**Task objective:**
Filter the records for lines holding the string "施工员之土建施工专业管理实务".

**Exercise inputs:**
- - -
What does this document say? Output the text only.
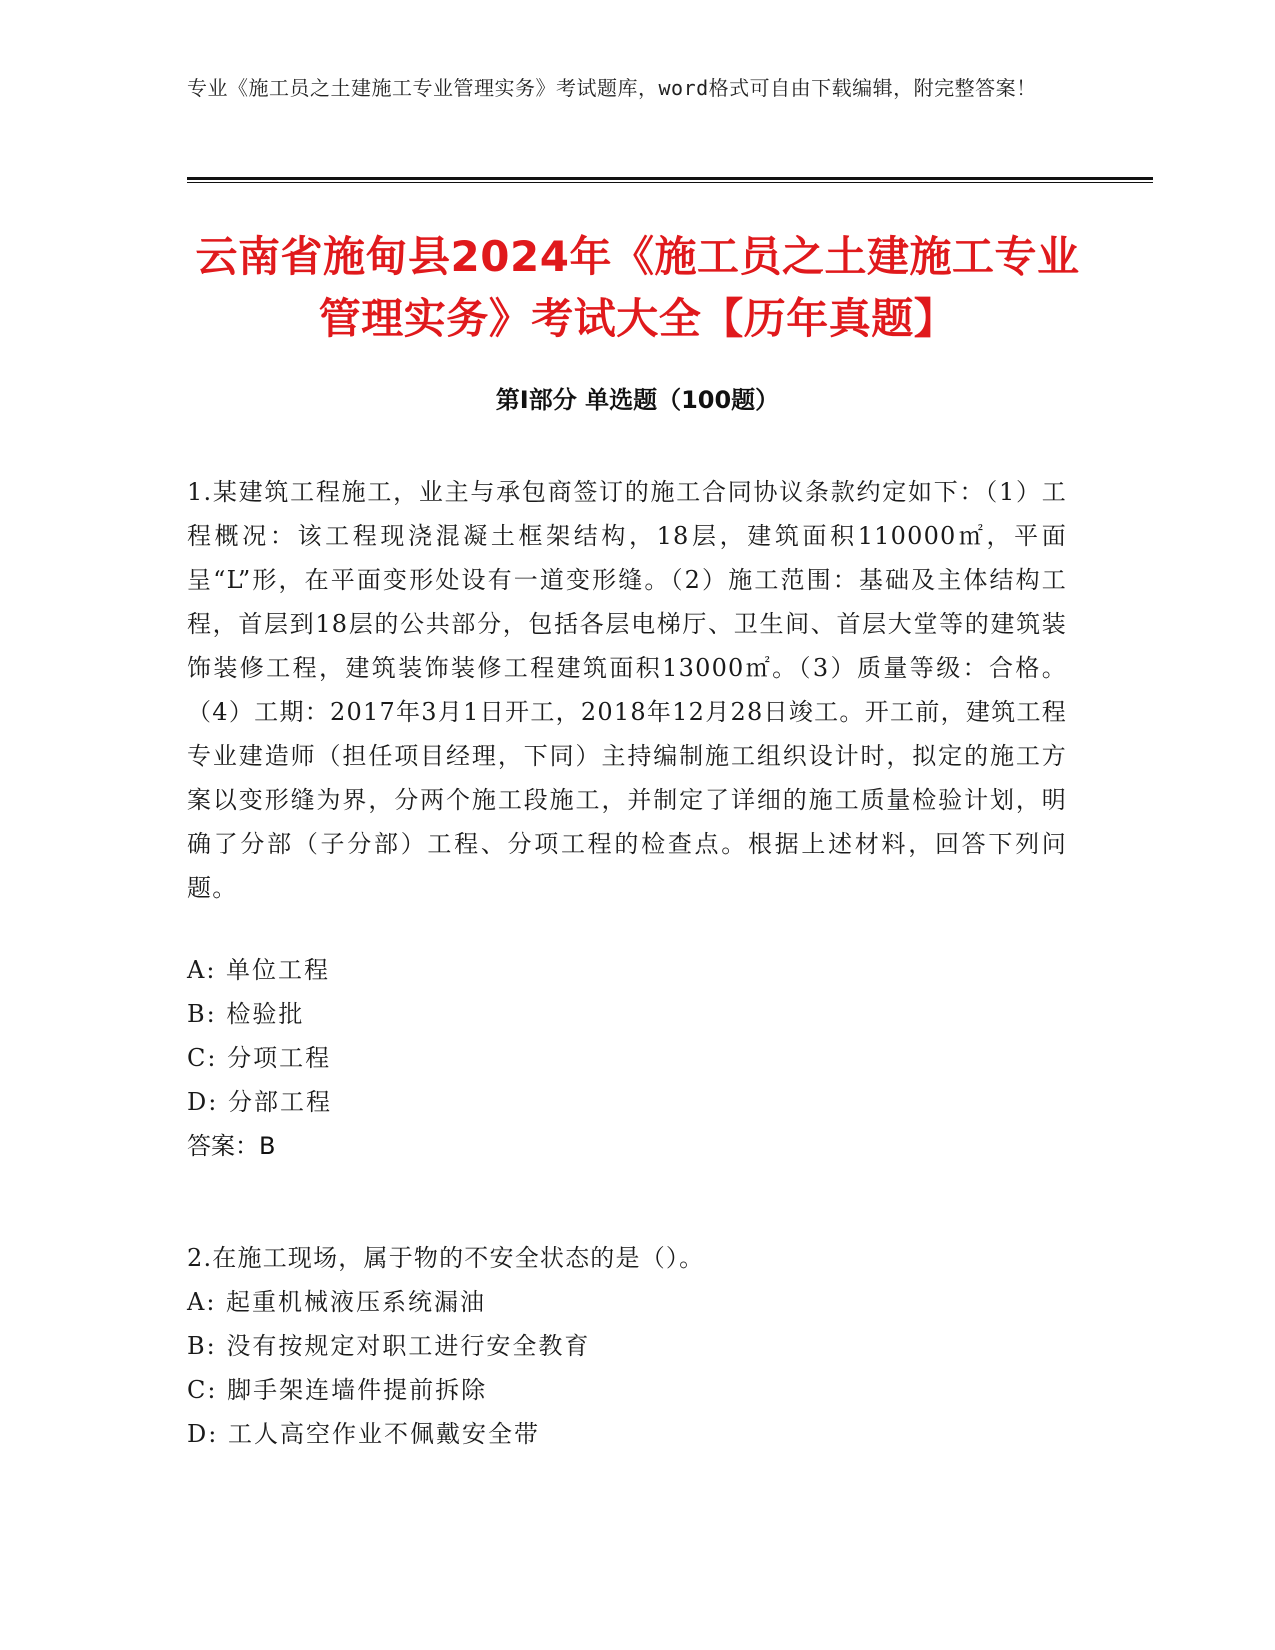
专业《施工员之土建施工专业管理实务》考试题库，word格式可自由下载编辑，附完整答案！
云南省施甸县2024年《施工员之土建施工专业管理实务》考试大全【历年真题】
第Ⅰ部分 单选题（100题）
1.某建筑工程施工，业主与承包商签订的施工合同协议条款约定如下：（1）工程概况：该工程现浇混凝土框架结构，18层，建筑面积110000㎡，平面呈“L”形，在平面变形处设有一道变形缝。（2）施工范围：基础及主体结构工程，首层到18层的公共部分，包括各层电梯厅、卫生间、首层大堂等的建筑装饰装修工程，建筑装饰装修工程建筑面积13000㎡。（3）质量等级：合格。（4）工期：2017年3月1日开工，2018年12月28日竣工。开工前，建筑工程专业建造师（担任项目经理，下同）主持编制施工组织设计时，拟定的施工方案以变形缝为界，分两个施工段施工，并制定了详细的施工质量检验计划，明确了分部（子分部）工程、分项工程的检查点。根据上述材料，回答下列问题。
A: 单位工程
B: 检验批
C: 分项工程
D: 分部工程
答案：B
2.在施工现场，属于物的不安全状态的是（）。
A: 起重机械液压系统漏油
B: 没有按规定对职工进行安全教育
C: 脚手架连墙件提前拆除
D: 工人高空作业不佩戴安全带
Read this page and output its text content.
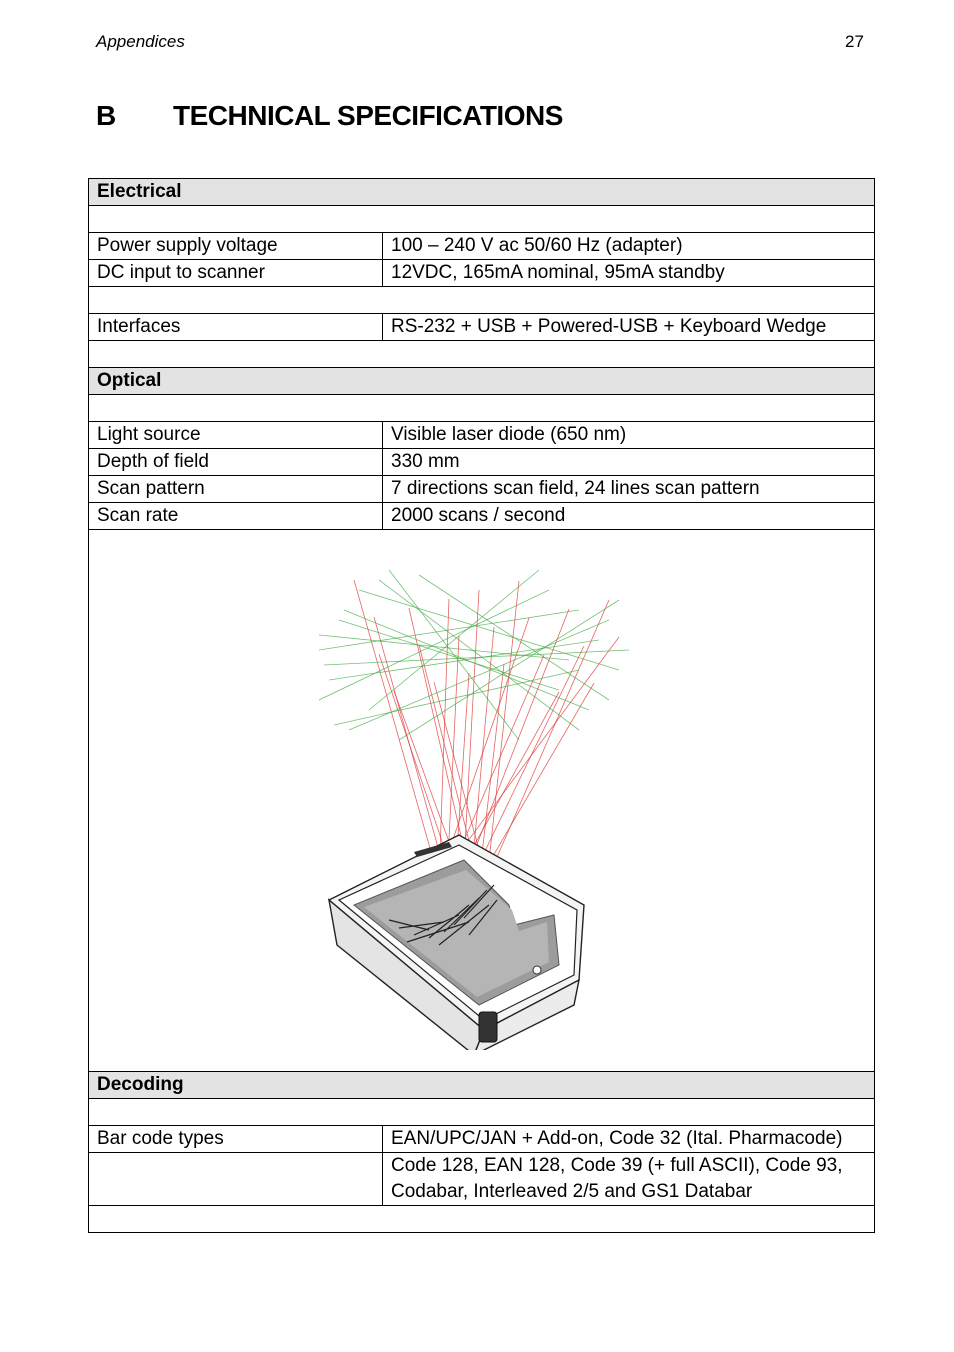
Appendices	27
B TECHNICAL SPECIFICATIONS
Electrical	

Power supply voltage	100 – 240 V ac 50/60 Hz (adapter)
DC input to scanner	12VDC, 165mA nominal, 95mA standby

Interfaces	RS-232 + USB + Powered-USB + Keyboard Wedge

Optical	

Light source	Visible laser diode (650 nm)
Depth of field	330 mm
Scan pattern	7 directions scan field, 24 lines scan pattern
Scan rate	2000 scans / second

Decoding	

Bar code types	EAN/UPC/JAN + Add-on, Code 32 (Ital. Pharmacode)
	Code 128, EAN 128, Code 39 (+ full ASCII), Code 93, Codabar, Interleaved 2/5 and GS1 Databar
- - -
**Written answer:**
专业《施工员之土建施工专业管理实务》考试题库，word格式可自由下载编辑，附完整答案！
云南省施甸县2024年《施工员之土建施工专业管理实务》考试大全【历年真题】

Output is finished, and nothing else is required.